◆ GOAL
Omit all images. Write out the rest of the material exactly.

◆ DATA FOR THIS TASK
○ ○ ○ ○ ○ ○ ○

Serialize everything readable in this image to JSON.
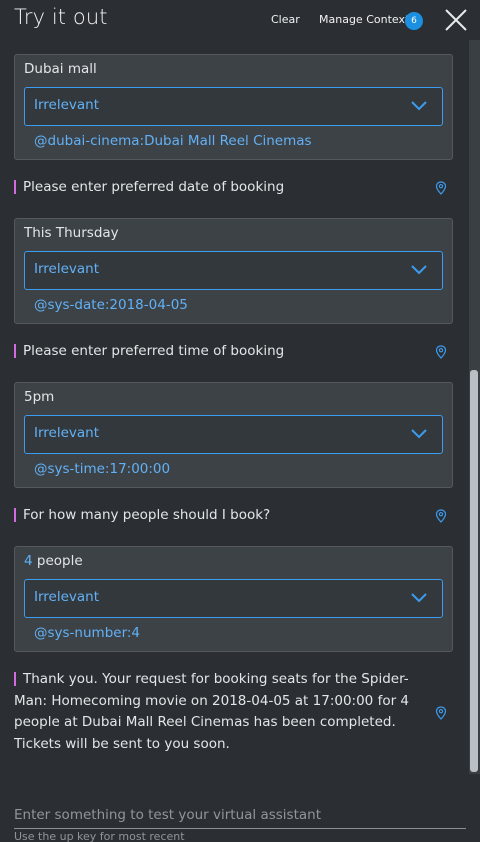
{
  "header": {
    "title": "Try it out",
    "clear_label": "Clear",
    "manage_context_label": "Manage Context",
    "context_count": "6"
  },
  "conversation": [
    {
      "user_text": "Dubai mall",
      "user_text_highlight": "",
      "user_text_rest": "Dubai mall",
      "intent": "Irrelevant",
      "entity": "@dubai-cinema:Dubai Mall Reel Cinemas"
    },
    {
      "bot_text": "Please enter preferred date of booking"
    },
    {
      "user_text_highlight": "",
      "user_text_rest": "This Thursday",
      "intent": "Irrelevant",
      "entity": "@sys-date:2018-04-05"
    },
    {
      "bot_text": "Please enter preferred time of booking"
    },
    {
      "user_text_highlight": "",
      "user_text_rest": "5pm",
      "intent": "Irrelevant",
      "entity": "@sys-time:17:00:00"
    },
    {
      "bot_text": "For how many people should I book?"
    },
    {
      "user_text_highlight": "4",
      "user_text_rest": " people",
      "intent": "Irrelevant",
      "entity": "@sys-number:4"
    },
    {
      "bot_text": "Thank you. Your request for booking seats for the Spider-Man: Homecoming movie on 2018-04-05 at 17:00:00 for 4 people at Dubai Mall Reel Cinemas has been completed. Tickets will be sent to you soon."
    }
  ],
  "input": {
    "placeholder": "Enter something to test your virtual assistant",
    "value": "",
    "hint": "Use the up key for most recent"
  },
  "icons": {
    "close": "close-icon",
    "chevron": "chevron-down-icon",
    "pin": "location-pin-icon"
  },
  "colors": {
    "background": "#2b2f33",
    "card": "#3d4246",
    "accent_blue": "#3c9cf0",
    "link_blue": "#62b1f6",
    "badge": "#1b8fe0",
    "bot_marker": "#d36ae0"
  }
}
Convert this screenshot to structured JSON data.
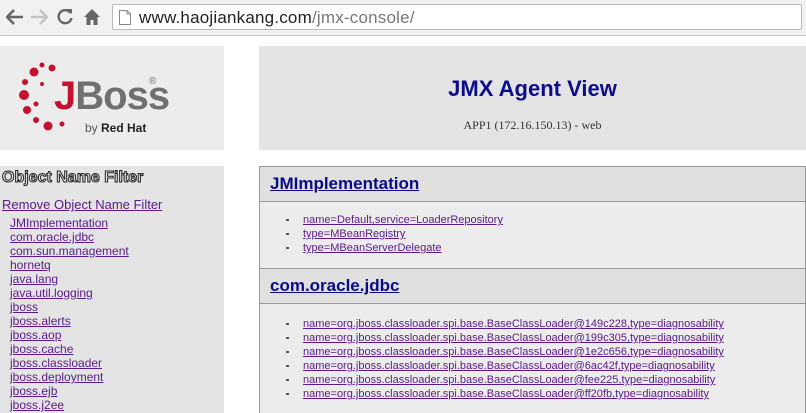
{
  "browser": {
    "url_host": "www.haojiankang.com",
    "url_path": "/jmx-console/"
  },
  "logo": {
    "brand": "JBoss",
    "brand_first": "J",
    "brand_rest": "Boss",
    "registered": "®",
    "byline_by": "by ",
    "byline_company": "Red Hat"
  },
  "header": {
    "title": "JMX Agent View",
    "subtitle": "APP1 (172.16.150.13) - web"
  },
  "sidebar": {
    "heading": "Object Name Filter",
    "remove_filter": "Remove Object Name Filter",
    "domains": [
      "JMImplementation",
      "com.oracle.jdbc",
      "com.sun.management",
      "hornetq",
      "java.lang",
      "java.util.logging",
      "jboss",
      "jboss.alerts",
      "jboss.aop",
      "jboss.cache",
      "jboss.classloader",
      "jboss.deployment",
      "jboss.ejb",
      "jboss.j2ee"
    ]
  },
  "sections": [
    {
      "title": "JMImplementation",
      "mbeans": [
        "name=Default,service=LoaderRepository",
        "type=MBeanRegistry",
        "type=MBeanServerDelegate"
      ]
    },
    {
      "title": "com.oracle.jdbc",
      "mbeans": [
        "name=org.jboss.classloader.spi.base.BaseClassLoader@149c228,type=diagnosability",
        "name=org.jboss.classloader.spi.base.BaseClassLoader@199c305,type=diagnosability",
        "name=org.jboss.classloader.spi.base.BaseClassLoader@1e2c656,type=diagnosability",
        "name=org.jboss.classloader.spi.base.BaseClassLoader@6ac42f,type=diagnosability",
        "name=org.jboss.classloader.spi.base.BaseClassLoader@fee225,type=diagnosability",
        "name=org.jboss.classloader.spi.base.BaseClassLoader@ff20fb,type=diagnosability"
      ]
    }
  ],
  "colors": {
    "link_visited": "#5a1a8a",
    "heading_blue": "#0d0d8c",
    "jboss_red": "#c4122e"
  }
}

○ ○ ○ ○ ○ ○ ○

◆ COMPLETED EXERCISE
Serialize everything readable in this image to JSON.
{
  "header": {
    "title": "Try it out",
    "clear_label": "Clear",
    "manage_context_label": "Manage Context",
    "context_count": "6"
  },
  "conversation": [
    {
      "user_text": "Dubai mall",
      "user_text_highlight": "",
      "user_text_rest": "Dubai mall",
      "intent": "Irrelevant",
      "entity": "@dubai-cinema:Dubai Mall Reel Cinemas"
    },
    {
      "bot_text": "Please enter preferred date of booking"
    },
    {
      "user_text_highlight": "",
      "user_text_rest": "This Thursday",
      "intent": "Irrelevant",
      "entity": "@sys-date:2018-04-05"
    },
    {
      "bot_text": "Please enter preferred time of booking"
    },
    {
      "user_text_highlight": "",
      "user_text_rest": "5pm",
      "intent": "Irrelevant",
      "entity": "@sys-time:17:00:00"
    },
    {
      "bot_text": "For how many people should I book?"
    },
    {
      "user_text_highlight": "4",
      "user_text_rest": " people",
      "intent": "Irrelevant",
      "entity": "@sys-number:4"
    },
    {
      "bot_text": "Thank you. Your request for booking seats for the Spider-Man: Homecoming movie on 2018-04-05 at 17:00:00 for 4 people at Dubai Mall Reel Cinemas has been completed. Tickets will be sent to you soon."
    }
  ],
  "input": {
    "placeholder": "Enter something to test your virtual assistant",
    "value": "",
    "hint": "Use the up key for most recent"
  },
  "icons": {
    "close": "close-icon",
    "chevron": "chevron-down-icon",
    "pin": "location-pin-icon"
  },
  "colors": {
    "background": "#2b2f33",
    "card": "#3d4246",
    "accent_blue": "#3c9cf0",
    "link_blue": "#62b1f6",
    "badge": "#1b8fe0",
    "bot_marker": "#d36ae0"
  }
}
Convert this screenshot to structured JSON data.
{
  "browser": {
    "url_host": "www.haojiankang.com",
    "url_path": "/jmx-console/"
  },
  "logo": {
    "brand": "JBoss",
    "brand_first": "J",
    "brand_rest": "Boss",
    "registered": "®",
    "byline_by": "by ",
    "byline_company": "Red Hat"
  },
  "header": {
    "title": "JMX Agent View",
    "subtitle": "APP1 (172.16.150.13) - web"
  },
  "sidebar": {
    "heading": "Object Name Filter",
    "remove_filter": "Remove Object Name Filter",
    "domains": [
      "JMImplementation",
      "com.oracle.jdbc",
      "com.sun.management",
      "hornetq",
      "java.lang",
      "java.util.logging",
      "jboss",
      "jboss.alerts",
      "jboss.aop",
      "jboss.cache",
      "jboss.classloader",
      "jboss.deployment",
      "jboss.ejb",
      "jboss.j2ee"
    ]
  },
  "sections": [
    {
      "title": "JMImplementation",
      "mbeans": [
        "name=Default,service=LoaderRepository",
        "type=MBeanRegistry",
        "type=MBeanServerDelegate"
      ]
    },
    {
      "title": "com.oracle.jdbc",
      "mbeans": [
        "name=org.jboss.classloader.spi.base.BaseClassLoader@149c228,type=diagnosability",
        "name=org.jboss.classloader.spi.base.BaseClassLoader@199c305,type=diagnosability",
        "name=org.jboss.classloader.spi.base.BaseClassLoader@1e2c656,type=diagnosability",
        "name=org.jboss.classloader.spi.base.BaseClassLoader@6ac42f,type=diagnosability",
        "name=org.jboss.classloader.spi.base.BaseClassLoader@fee225,type=diagnosability",
        "name=org.jboss.classloader.spi.base.BaseClassLoader@ff20fb,type=diagnosability"
      ]
    }
  ],
  "colors": {
    "link_visited": "#5a1a8a",
    "heading_blue": "#0d0d8c",
    "jboss_red": "#c4122e"
  }
}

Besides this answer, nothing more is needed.